Show all lines from the listing below that contain "ينافي".

== Dataset records ==
— BEGIN —

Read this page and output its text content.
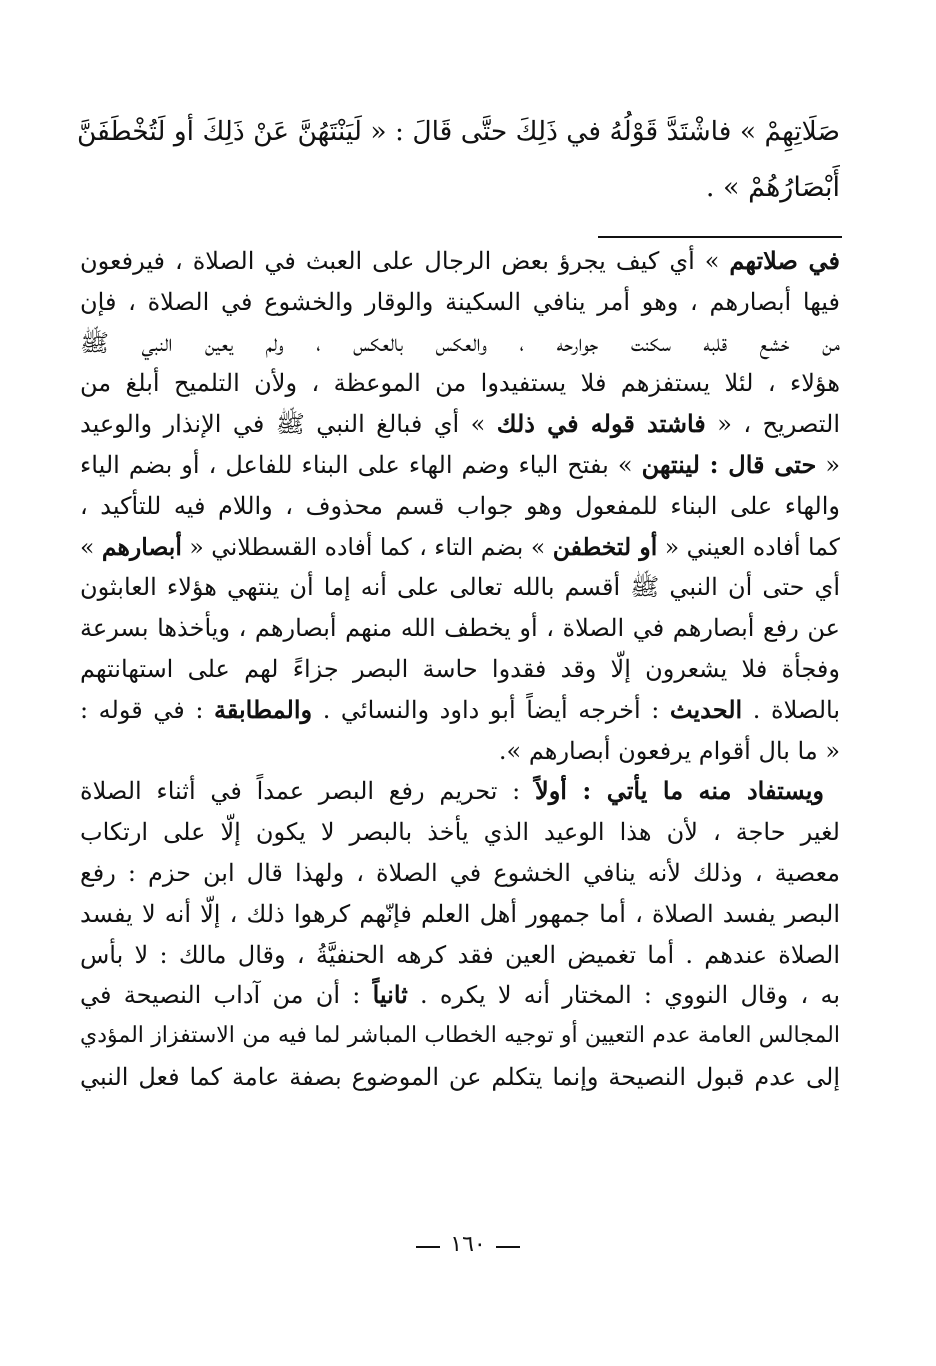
صَلَاتِهِمْ » فاشْتَدَّ قَوْلُهُ في ذَلِكَ حتَّى قَالَ : « لَيَنْتَهُنَّ عَنْ ذَلِكَ أو لَتُخْطَفَنَّ
أَبْصَارُهُمْ » .
في صلاتهم » أي كيف يجرؤ بعض الرجال على العبث في الصلاة ، فيرفعون
فيها أبصارهم ، وهو أمر ينافي السكينة والوقار والخشوع في الصلاة ، فإن
من خشع قلبه سكنت جوارحه ، والعكس بالعكس ، ولم يعين النبي ﷺ
هؤلاء ، لئلا يستفزهم فلا يستفيدوا من الموعظة ، ولأن التلميح أبلغ من
التصريح ، « فاشتد قوله في ذلك » أي فبالغ النبي ﷺ في الإنذار والوعيد
« حتى قال : لينتهن » بفتح الياء وضم الهاء على البناء للفاعل ، أو بضم الياء
والهاء على البناء للمفعول وهو جواب قسم محذوف ، واللام فيه للتأكيد ،
كما أفاده العيني « أو لتخطفن » بضم التاء ، كما أفاده القسطلاني « أبصارهم »
أي حتى أن النبي ﷺ أقسم بالله تعالى على أنه إما أن ينتهي هؤلاء العابثون
عن رفع أبصارهم في الصلاة ، أو يخطف الله منهم أبصارهم ، ويأخذها بسرعة
وفجأة فلا يشعرون إلّا وقد فقدوا حاسة البصر جزاءً لهم على استهانتهم
بالصلاة . الحديث : أخرجه أيضاً أبو داود والنسائي . والمطابقة : في قوله :
« ما بال أقوام يرفعون أبصارهم ».
ويستفاد منه ما يأتي : أولاً : تحريم رفع البصر عمداً في أثناء الصلاة
لغير حاجة ، لأن هذا الوعيد الذي يأخذ بالبصر لا يكون إلّا على ارتكاب
معصية ، وذلك لأنه ينافي الخشوع في الصلاة ، ولهذا قال ابن حزم : رفع
البصر يفسد الصلاة ، أما جمهور أهل العلم فإنّهم كرهوا ذلك ، إلّا أنه لا يفسد
الصلاة عندهم . أما تغميض العين فقد كرهه الحنفيَّةُ ، وقال مالك : لا بأس
به ، وقال النووي : المختار أنه لا يكره . ثانياً : أن من آداب النصيحة في
المجالس العامة عدم التعيين أو توجيه الخطاب المباشر لما فيه من الاستفزاز المؤدي
إلى عدم قبول النصيحة وإنما يتكلم عن الموضوع بصفة عامة كما فعل النبي
١٦٠
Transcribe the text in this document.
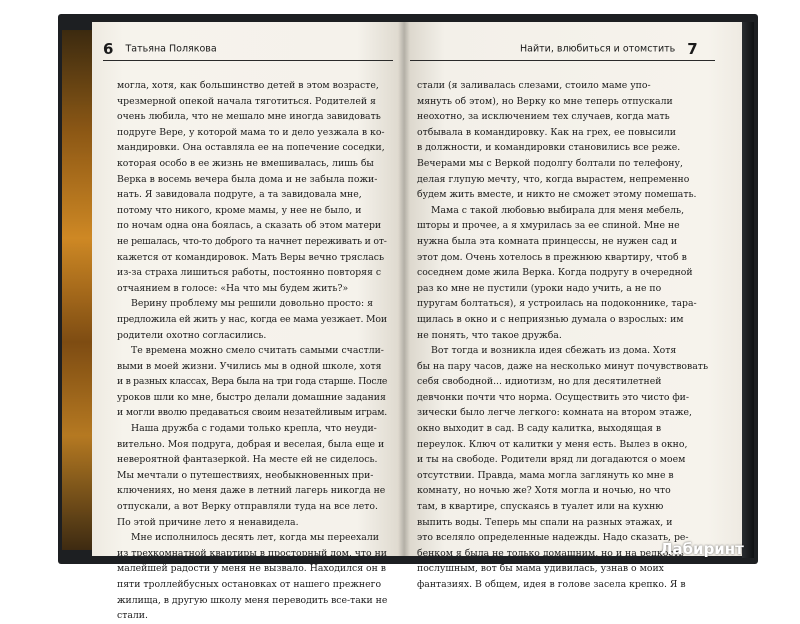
6 Татьяна Полякова	Найти, влюбиться и отомстить 7
могла, хотя, как большинство детей в этом возрасте,
чрезмерной опекой начала тяготиться. Родителей я
очень любила, что не мешало мне иногда завидовать
подруге Вере, у которой мама то и дело уезжала в ко-
мандировки. Она оставляла ее на попечение соседки,
которая особо в ее жизнь не вмешивалась, лишь бы
Верка в восемь вечера была дома и не забыла пожи-
нать. Я завидовала подруге, а та завидовала мне,
потому что никого, кроме мамы, у нее не было, и
по ночам одна она боялась, а сказать об этом матери
не решалась, что-то доброго та начнет переживать и от-
кажется от командировок. Мать Веры вечно тряслась
из-за страха лишиться работы, постоянно повторяя с
отчаянием в голосе: «На что мы будем жить?»
Верину проблему мы решили довольно просто: я
предложила ей жить у нас, когда ее мама уезжает. Мои
родители охотно согласились.
Те времена можно смело считать самыми счастли-
выми в моей жизни. Учились мы в одной школе, хотя
и в разных классах, Вера была на три года старше. После
уроков шли ко мне, быстро делали домашние задания
и могли вволю предаваться своим незатейливым играм.
Наша дружба с годами только крепла, что неуди-
вительно. Моя подруга, добрая и веселая, была еще и
невероятной фантазеркой. На месте ей не сиделось.
Мы мечтали о путешествиях, необыкновенных при-
ключениях, но меня даже в летний лагерь никогда не
отпускали, а вот Верку отправляли туда на все лето.
По этой причине лето я ненавидела.
Мне исполнилось десять лет, когда мы переехали
из трехкомнатной квартиры в просторный дом, что ни
малейшей радости у меня не вызвало. Находился он в
пяти троллейбусных остановках от нашего прежнего
жилища, в другую школу меня переводить все-таки не
стали.
стали (я заливалась слезами, стоило маме упо-
мянуть об этом), но Верку ко мне теперь отпускали
неохотно, за исключением тех случаев, когда мать
отбывала в командировку. Как на грех, ее повысили
в должности, и командировки становились все реже.
Вечерами мы с Веркой подолгу болтали по телефону,
делая глупую мечту, что, когда вырастем, непременно
будем жить вместе, и никто не сможет этому помешать.
Мама с такой любовью выбирала для меня мебель,
шторы и прочее, а я хмурилась за ее спиной. Мне не
нужна была эта комната принцессы, не нужен сад и
этот дом. Очень хотелось в прежнюю квартиру, чтоб в
соседнем доме жила Верка. Когда подругу в очередной
раз ко мне не пустили (уроки надо учить, а не по
пуругам болтаться), я устроилась на подоконнике, тара-
щилась в окно и с неприязнью думала о взрослых: им
не понять, что такое дружба.
Вот тогда и возникла идея сбежать из дома. Хотя
бы на пару часов, даже на несколько минут почувствовать
себя свободной... идиотизм, но для десятилетней
девчонки почти что норма. Осуществить это чисто фи-
зически было легче легкого: комната на втором этаже,
окно выходит в сад. В саду калитка, выходящая в
переулок. Ключ от калитки у меня есть. Вылез в окно,
и ты на свободе. Родители вряд ли догадаются о моем
отсутствии. Правда, мама могла заглянуть ко мне в
комнату, но ночью же? Хотя могла и ночью, но что
там, в квартире, спускаясь в туалет или на кухню
выпить воды. Теперь мы спали на разных этажах, и
это вселяло определенные надежды. Надо сказать, ре-
бенком я была не только домашним, но и на редкость
послушным, вот бы мама удивилась, узнав о моих
фантазиях. В общем, идея в голове засела крепко. Я в
Лабиринт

— END —

== Finished answer ==
فيها أبصارهم ، وهو أمر ينافي السكينة والوقار والخشوع في الصلاة ، فإن
معصية ، وذلك لأنه ينافي الخشوع في الصلاة ، ولهذا قال ابن حزم : رفع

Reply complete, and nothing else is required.